Foto Obwohl es lange her ist, vergesse ich nicht, wie schwierig es war, als mein Ehepartner noch getrunken hat. Mein Augenmerk war voll und ganz auf sein Verhalten gerichtet.
Ob er Dienstschluss hatte oder er zielgerichtet unterwegs war … ich erwartete ihn pünktlich zurück und war jedes Mal enttäuscht. Trotzdem gab ich meine Erwartungen nicht auf. Ich stand am Fenster zum Innenhof hin, um zu sehen, ob er auch den richtigen Eingang nimmt und schaute vorsichtshalber auch zur Straßenseite, ob er von dort kommt.
Wenn er oben an der Wohnungstür war, geriet ich in Verwirrung, denn ich konnte mir vorstellen, wie der Abend weiter verlaufen würde. Genau, er war betrunken. Je mehr er trank, um so redseliger wurde er. Alles, was mein Mann sagte, hatte negativen Inhalt. Mir war es, als würde die Atmosphäre vergiftet sein. Ich sorgte mich darum, daß unsere 4 Kinder möglichst nichts mitbekommen.
Heute weiß ich, daß alle Kinder eine feine Antenne für all dies haben. Am schlimmsten empfand ich, wenn mein Mann von mir verlangte, von den Kindern zu erzählen, was so abgelaufen war, welche Ergebnisse sie in der Schule hatten.

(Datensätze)
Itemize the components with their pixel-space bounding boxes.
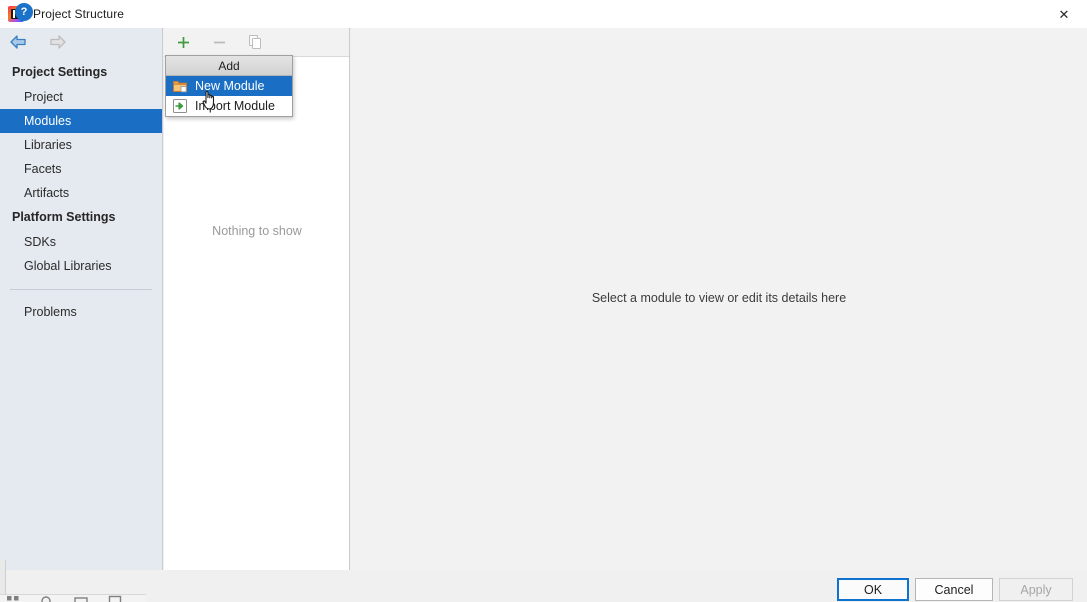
sidebar-item-artifacts[interactable]: Artifacts: [0, 181, 162, 205]
cancel-button[interactable]: Cancel: [915, 578, 993, 601]
sidebar-item-modules[interactable]: Modules: [0, 109, 162, 133]
window-title: Project Structure: [33, 7, 125, 21]
app-icon-taskbar[interactable]: [108, 595, 122, 602]
detail-placeholder-message: Select a module to view or edit its deta…: [591, 291, 847, 305]
import-arrow-icon: [172, 98, 188, 114]
add-popup-menu: Add New Module Import Module: [165, 55, 293, 117]
sidebar-item-project[interactable]: Project: [0, 85, 162, 109]
arrow-right-icon: [46, 33, 68, 51]
folder-new-icon: [172, 78, 188, 94]
modules-empty-message: Nothing to show: [212, 224, 302, 238]
search-icon[interactable]: [40, 595, 54, 602]
task-view-icon[interactable]: [74, 595, 88, 602]
sidebar-divider: [10, 289, 152, 290]
module-detail-panel: Select a module to view or edit its deta…: [351, 28, 1087, 570]
settings-sidebar: Project Settings Project Modules Librari…: [0, 28, 163, 570]
close-icon[interactable]: ✕: [1041, 0, 1087, 28]
sidebar-group-project-settings: Project Settings: [12, 65, 108, 79]
sidebar-item-libraries[interactable]: Libraries: [0, 133, 162, 157]
menu-item-new-module[interactable]: New Module: [166, 76, 292, 96]
sidebar-item-sdks[interactable]: SDKs: [0, 230, 162, 254]
copy-icon: [245, 32, 265, 52]
ok-button[interactable]: OK: [837, 578, 909, 601]
taskbar-sliver: [0, 594, 146, 602]
menu-item-import-module[interactable]: Import Module: [166, 96, 292, 116]
menu-item-label: New Module: [195, 79, 265, 93]
sidebar-item-problems[interactable]: Problems: [0, 300, 162, 324]
sidebar-group-platform-settings: Platform Settings: [12, 210, 116, 224]
modules-toolbar: [164, 28, 349, 57]
minus-icon: [209, 32, 229, 52]
arrow-left-icon[interactable]: [8, 33, 30, 51]
sidebar-item-facets[interactable]: Facets: [0, 157, 162, 181]
title-bar: Project Structure ✕: [0, 0, 1087, 29]
sidebar-nav-row: [0, 28, 162, 56]
plus-icon[interactable]: [173, 32, 193, 52]
sidebar-list: Project Settings Project Modules Librari…: [0, 60, 162, 324]
sidebar-item-global-libraries[interactable]: Global Libraries: [0, 254, 162, 278]
add-popup-header: Add: [166, 56, 292, 76]
help-icon[interactable]: ?: [15, 3, 33, 21]
apply-button: Apply: [999, 578, 1073, 601]
menu-item-label: Import Module: [195, 99, 275, 113]
grid-icon[interactable]: [6, 595, 20, 602]
project-structure-dialog: Project Structure ✕ Project Settings Pro…: [0, 0, 1087, 602]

*SCHRIFTLICHE ANWEISUNG*
Gib aus dem Bericht über das Trinken des Ehepartners den Abschnitt ab den Worten „Wenn er oben“ bis einschließlich „möglichst nichts mitbekommen.“ erneut wieder. Tausche dabei „Atmosphäre“ gegen „Stimmung“ aus. Die Zeilen werden für die Bearbeitung nicht benötigt.

*LÖSUNG UNTEN*
Wenn er oben an der Wohnungstür war, geriet ich in Verwirrung, denn ich konnte mir vorstellen, wie der Abend weiter verlaufen würde. Genau, er war betrunken. Je mehr er trank, um so redseliger wurde er. Alles, was mein Mann sagte, hatte negativen Inhalt. Mir war es, als würde die Stimmung vergiftet sein. Ich sorgte mich darum, daß unsere 4 Kinder möglichst nichts mitbekommen.